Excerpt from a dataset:

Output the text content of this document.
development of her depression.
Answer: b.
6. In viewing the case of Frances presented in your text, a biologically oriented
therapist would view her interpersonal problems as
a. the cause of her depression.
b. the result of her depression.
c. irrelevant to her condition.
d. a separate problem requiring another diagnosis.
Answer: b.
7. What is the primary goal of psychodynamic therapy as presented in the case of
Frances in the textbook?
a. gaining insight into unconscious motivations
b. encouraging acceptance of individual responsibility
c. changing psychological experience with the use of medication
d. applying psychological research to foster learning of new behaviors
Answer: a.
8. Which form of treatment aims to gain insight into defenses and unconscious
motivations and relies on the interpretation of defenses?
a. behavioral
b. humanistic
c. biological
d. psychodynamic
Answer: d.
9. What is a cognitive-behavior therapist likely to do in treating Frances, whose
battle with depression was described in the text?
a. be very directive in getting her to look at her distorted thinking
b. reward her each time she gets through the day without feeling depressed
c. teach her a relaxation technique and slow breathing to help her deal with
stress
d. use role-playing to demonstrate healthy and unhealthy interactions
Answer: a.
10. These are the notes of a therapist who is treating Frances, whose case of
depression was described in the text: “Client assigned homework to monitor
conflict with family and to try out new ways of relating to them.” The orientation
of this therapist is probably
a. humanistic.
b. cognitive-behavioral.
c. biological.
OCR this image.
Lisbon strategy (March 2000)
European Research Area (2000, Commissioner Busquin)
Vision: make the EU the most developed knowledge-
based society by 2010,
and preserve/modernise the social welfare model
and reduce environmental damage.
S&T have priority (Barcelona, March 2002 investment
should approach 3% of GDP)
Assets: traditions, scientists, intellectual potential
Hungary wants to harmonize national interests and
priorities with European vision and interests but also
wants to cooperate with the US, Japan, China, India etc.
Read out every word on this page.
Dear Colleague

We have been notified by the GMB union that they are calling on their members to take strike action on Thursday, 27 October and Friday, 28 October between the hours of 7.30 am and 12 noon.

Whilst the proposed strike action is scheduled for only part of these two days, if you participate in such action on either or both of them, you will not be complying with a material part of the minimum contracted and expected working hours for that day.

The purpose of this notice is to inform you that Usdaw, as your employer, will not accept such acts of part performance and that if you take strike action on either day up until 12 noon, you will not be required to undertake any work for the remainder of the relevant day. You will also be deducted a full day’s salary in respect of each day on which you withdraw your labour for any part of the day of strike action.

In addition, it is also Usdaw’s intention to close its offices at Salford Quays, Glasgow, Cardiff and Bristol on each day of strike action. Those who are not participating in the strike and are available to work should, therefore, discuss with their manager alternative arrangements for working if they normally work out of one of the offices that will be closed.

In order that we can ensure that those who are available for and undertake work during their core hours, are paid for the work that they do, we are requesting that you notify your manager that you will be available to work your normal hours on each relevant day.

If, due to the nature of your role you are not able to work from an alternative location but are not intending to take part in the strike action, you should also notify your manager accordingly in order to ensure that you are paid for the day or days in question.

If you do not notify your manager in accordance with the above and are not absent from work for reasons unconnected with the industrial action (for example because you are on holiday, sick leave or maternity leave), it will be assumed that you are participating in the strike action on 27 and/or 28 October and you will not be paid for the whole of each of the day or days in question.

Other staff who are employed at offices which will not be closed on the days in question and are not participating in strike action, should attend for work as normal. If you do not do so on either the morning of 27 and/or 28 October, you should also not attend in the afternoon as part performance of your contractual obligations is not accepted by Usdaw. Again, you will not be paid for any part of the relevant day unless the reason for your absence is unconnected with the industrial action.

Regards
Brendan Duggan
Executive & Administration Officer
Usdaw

> _Brief_
Write down the full listing again, exactly.

> _Task output_
Output the text content of this document.
development of her depression.
Answer: b.
6. In viewing the case of Frances presented in your text, a biologically oriented
therapist would view her interpersonal problems as
a. the cause of her depression.
b. the result of her depression.
c. irrelevant to her condition.
d. a separate problem requiring another diagnosis.
Answer: b.
7. What is the primary goal of psychodynamic therapy as presented in the case of
Frances in the textbook?
a. gaining insight into unconscious motivations
b. encouraging acceptance of individual responsibility
c. changing psychological experience with the use of medication
d. applying psychological research to foster learning of new behaviors
Answer: a.
8. Which form of treatment aims to gain insight into defenses and unconscious
motivations and relies on the interpretation of defenses?
a. behavioral
b. humanistic
c. biological
d. psychodynamic
Answer: d.
9. What is a cognitive-behavior therapist likely to do in treating Frances, whose
battle with depression was described in the text?
a. be very directive in getting her to look at her distorted thinking
b. reward her each time she gets through the day without feeling depressed
c. teach her a relaxation technique and slow breathing to help her deal with
stress
d. use role-playing to demonstrate healthy and unhealthy interactions
Answer: a.
10. These are the notes of a therapist who is treating Frances, whose case of
depression was described in the text: “Client assigned homework to monitor
conflict with family and to try out new ways of relating to them.” The orientation
of this therapist is probably
a. humanistic.
b. cognitive-behavioral.
c. biological.
OCR this image.
Lisbon strategy (March 2000)
European Research Area (2000, Commissioner Busquin)
Vision: make the EU the most developed knowledge-
based society by 2010,
and preserve/modernise the social welfare model
and reduce environmental damage.
S&T have priority (Barcelona, March 2002 investment
should approach 3% of GDP)
Assets: traditions, scientists, intellectual potential
Hungary wants to harmonize national interests and
priorities with European vision and interests but also
wants to cooperate with the US, Japan, China, India etc.
Read out every word on this page.
Dear Colleague

We have been notified by the GMB union that they are calling on their members to take strike action on Thursday, 27 October and Friday, 28 October between the hours of 7.30 am and 12 noon.

Whilst the proposed strike action is scheduled for only part of these two days, if you participate in such action on either or both of them, you will not be complying with a material part of the minimum contracted and expected working hours for that day.

The purpose of this notice is to inform you that Usdaw, as your employer, will not accept such acts of part performance and that if you take strike action on either day up until 12 noon, you will not be required to undertake any work for the remainder of the relevant day. You will also be deducted a full day’s salary in respect of each day on which you withdraw your labour for any part of the day of strike action.

In addition, it is also Usdaw’s intention to close its offices at Salford Quays, Glasgow, Cardiff and Bristol on each day of strike action. Those who are not participating in the strike and are available to work should, therefore, discuss with their manager alternative arrangements for working if they normally work out of one of the offices that will be closed.

In order that we can ensure that those who are available for and undertake work during their core hours, are paid for the work that they do, we are requesting that you notify your manager that you will be available to work your normal hours on each relevant day.

If, due to the nature of your role you are not able to work from an alternative location but are not intending to take part in the strike action, you should also notify your manager accordingly in order to ensure that you are paid for the day or days in question.

If you do not notify your manager in accordance with the above and are not absent from work for reasons unconnected with the industrial action (for example because you are on holiday, sick leave or maternity leave), it will be assumed that you are participating in the strike action on 27 and/or 28 October and you will not be paid for the whole of each of the day or days in question.

Other staff who are employed at offices which will not be closed on the days in question and are not participating in strike action, should attend for work as normal. If you do not do so on either the morning of 27 and/or 28 October, you should also not attend in the afternoon as part performance of your contractual obligations is not accepted by Usdaw. Again, you will not be paid for any part of the relevant day unless the reason for your absence is unconnected with the industrial action.

Regards
Brendan Duggan
Executive & Administration Officer
Usdaw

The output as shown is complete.